Begin Data for this task

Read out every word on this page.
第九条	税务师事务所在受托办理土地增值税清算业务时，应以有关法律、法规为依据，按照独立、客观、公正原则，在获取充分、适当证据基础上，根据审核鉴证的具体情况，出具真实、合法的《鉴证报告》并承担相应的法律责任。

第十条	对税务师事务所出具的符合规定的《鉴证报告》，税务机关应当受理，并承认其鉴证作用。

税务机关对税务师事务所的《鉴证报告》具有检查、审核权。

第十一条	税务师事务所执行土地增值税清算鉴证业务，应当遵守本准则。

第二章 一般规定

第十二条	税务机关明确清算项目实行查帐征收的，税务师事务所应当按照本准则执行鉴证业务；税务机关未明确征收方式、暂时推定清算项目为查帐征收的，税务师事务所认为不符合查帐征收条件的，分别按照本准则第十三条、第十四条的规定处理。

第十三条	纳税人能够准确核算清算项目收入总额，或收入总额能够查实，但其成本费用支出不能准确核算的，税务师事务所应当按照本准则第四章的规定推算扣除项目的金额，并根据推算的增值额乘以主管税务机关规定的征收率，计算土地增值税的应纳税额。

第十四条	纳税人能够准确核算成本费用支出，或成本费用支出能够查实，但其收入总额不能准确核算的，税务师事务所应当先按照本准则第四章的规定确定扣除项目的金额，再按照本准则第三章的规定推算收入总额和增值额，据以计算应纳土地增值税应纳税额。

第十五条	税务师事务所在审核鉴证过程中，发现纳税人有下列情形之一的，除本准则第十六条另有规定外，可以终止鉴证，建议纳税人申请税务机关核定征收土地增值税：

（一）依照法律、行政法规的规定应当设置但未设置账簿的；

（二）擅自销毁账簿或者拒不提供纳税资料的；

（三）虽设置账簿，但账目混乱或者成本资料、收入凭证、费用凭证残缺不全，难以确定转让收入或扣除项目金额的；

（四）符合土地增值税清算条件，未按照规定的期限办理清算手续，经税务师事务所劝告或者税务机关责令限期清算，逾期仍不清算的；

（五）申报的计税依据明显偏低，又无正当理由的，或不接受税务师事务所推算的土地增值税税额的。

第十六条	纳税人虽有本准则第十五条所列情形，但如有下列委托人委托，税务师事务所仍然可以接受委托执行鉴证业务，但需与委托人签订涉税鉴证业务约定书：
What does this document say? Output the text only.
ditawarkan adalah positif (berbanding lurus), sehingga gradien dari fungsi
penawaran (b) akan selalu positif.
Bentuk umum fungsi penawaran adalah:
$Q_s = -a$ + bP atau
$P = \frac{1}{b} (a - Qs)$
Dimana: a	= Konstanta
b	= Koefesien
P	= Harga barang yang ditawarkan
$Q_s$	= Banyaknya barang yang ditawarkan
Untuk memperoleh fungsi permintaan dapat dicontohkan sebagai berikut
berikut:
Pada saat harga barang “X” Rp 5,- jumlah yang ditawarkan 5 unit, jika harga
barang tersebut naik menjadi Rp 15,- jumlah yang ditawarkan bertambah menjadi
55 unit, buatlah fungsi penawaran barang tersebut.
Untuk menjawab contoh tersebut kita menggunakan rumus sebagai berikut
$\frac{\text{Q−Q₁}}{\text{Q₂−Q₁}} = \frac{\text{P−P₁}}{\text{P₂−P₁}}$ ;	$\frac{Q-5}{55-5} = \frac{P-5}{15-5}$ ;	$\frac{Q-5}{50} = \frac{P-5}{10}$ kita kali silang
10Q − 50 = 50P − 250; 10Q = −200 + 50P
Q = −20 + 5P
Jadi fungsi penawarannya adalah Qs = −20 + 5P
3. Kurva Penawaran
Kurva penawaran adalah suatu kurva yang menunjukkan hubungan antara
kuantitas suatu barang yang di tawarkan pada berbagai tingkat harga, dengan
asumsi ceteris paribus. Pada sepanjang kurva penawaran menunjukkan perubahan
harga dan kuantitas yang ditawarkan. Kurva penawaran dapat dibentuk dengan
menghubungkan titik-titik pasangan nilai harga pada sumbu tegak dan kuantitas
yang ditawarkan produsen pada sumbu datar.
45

End Data for this task

● **Exercise directions**
Print the listing above in its entirety, with every line exact.

● **Solution**
Read out every word on this page.
第九条	税务师事务所在受托办理土地增值税清算业务时，应以有关法律、法规为依据，按照独立、客观、公正原则，在获取充分、适当证据基础上，根据审核鉴证的具体情况，出具真实、合法的《鉴证报告》并承担相应的法律责任。

第十条	对税务师事务所出具的符合规定的《鉴证报告》，税务机关应当受理，并承认其鉴证作用。

税务机关对税务师事务所的《鉴证报告》具有检查、审核权。

第十一条	税务师事务所执行土地增值税清算鉴证业务，应当遵守本准则。

第二章 一般规定

第十二条	税务机关明确清算项目实行查帐征收的，税务师事务所应当按照本准则执行鉴证业务；税务机关未明确征收方式、暂时推定清算项目为查帐征收的，税务师事务所认为不符合查帐征收条件的，分别按照本准则第十三条、第十四条的规定处理。

第十三条	纳税人能够准确核算清算项目收入总额，或收入总额能够查实，但其成本费用支出不能准确核算的，税务师事务所应当按照本准则第四章的规定推算扣除项目的金额，并根据推算的增值额乘以主管税务机关规定的征收率，计算土地增值税的应纳税额。

第十四条	纳税人能够准确核算成本费用支出，或成本费用支出能够查实，但其收入总额不能准确核算的，税务师事务所应当先按照本准则第四章的规定确定扣除项目的金额，再按照本准则第三章的规定推算收入总额和增值额，据以计算应纳土地增值税应纳税额。

第十五条	税务师事务所在审核鉴证过程中，发现纳税人有下列情形之一的，除本准则第十六条另有规定外，可以终止鉴证，建议纳税人申请税务机关核定征收土地增值税：

（一）依照法律、行政法规的规定应当设置但未设置账簿的；

（二）擅自销毁账簿或者拒不提供纳税资料的；

（三）虽设置账簿，但账目混乱或者成本资料、收入凭证、费用凭证残缺不全，难以确定转让收入或扣除项目金额的；

（四）符合土地增值税清算条件，未按照规定的期限办理清算手续，经税务师事务所劝告或者税务机关责令限期清算，逾期仍不清算的；

（五）申报的计税依据明显偏低，又无正当理由的，或不接受税务师事务所推算的土地增值税税额的。

第十六条	纳税人虽有本准则第十五条所列情形，但如有下列委托人委托，税务师事务所仍然可以接受委托执行鉴证业务，但需与委托人签订涉税鉴证业务约定书：
What does this document say? Output the text only.
ditawarkan adalah positif (berbanding lurus), sehingga gradien dari fungsi
penawaran (b) akan selalu positif.
Bentuk umum fungsi penawaran adalah:
$Q_s = -a$ + bP atau
$P = \frac{1}{b} (a - Qs)$
Dimana: a	= Konstanta
b	= Koefesien
P	= Harga barang yang ditawarkan
$Q_s$	= Banyaknya barang yang ditawarkan
Untuk memperoleh fungsi permintaan dapat dicontohkan sebagai berikut
berikut:
Pada saat harga barang “X” Rp 5,- jumlah yang ditawarkan 5 unit, jika harga
barang tersebut naik menjadi Rp 15,- jumlah yang ditawarkan bertambah menjadi
55 unit, buatlah fungsi penawaran barang tersebut.
Untuk menjawab contoh tersebut kita menggunakan rumus sebagai berikut
$\frac{\text{Q−Q₁}}{\text{Q₂−Q₁}} = \frac{\text{P−P₁}}{\text{P₂−P₁}}$ ;	$\frac{Q-5}{55-5} = \frac{P-5}{15-5}$ ;	$\frac{Q-5}{50} = \frac{P-5}{10}$ kita kali silang
10Q − 50 = 50P − 250; 10Q = −200 + 50P
Q = −20 + 5P
Jadi fungsi penawarannya adalah Qs = −20 + 5P
3. Kurva Penawaran
Kurva penawaran adalah suatu kurva yang menunjukkan hubungan antara
kuantitas suatu barang yang di tawarkan pada berbagai tingkat harga, dengan
asumsi ceteris paribus. Pada sepanjang kurva penawaran menunjukkan perubahan
harga dan kuantitas yang ditawarkan. Kurva penawaran dapat dibentuk dengan
menghubungkan titik-titik pasangan nilai harga pada sumbu tegak dan kuantitas
yang ditawarkan produsen pada sumbu datar.
45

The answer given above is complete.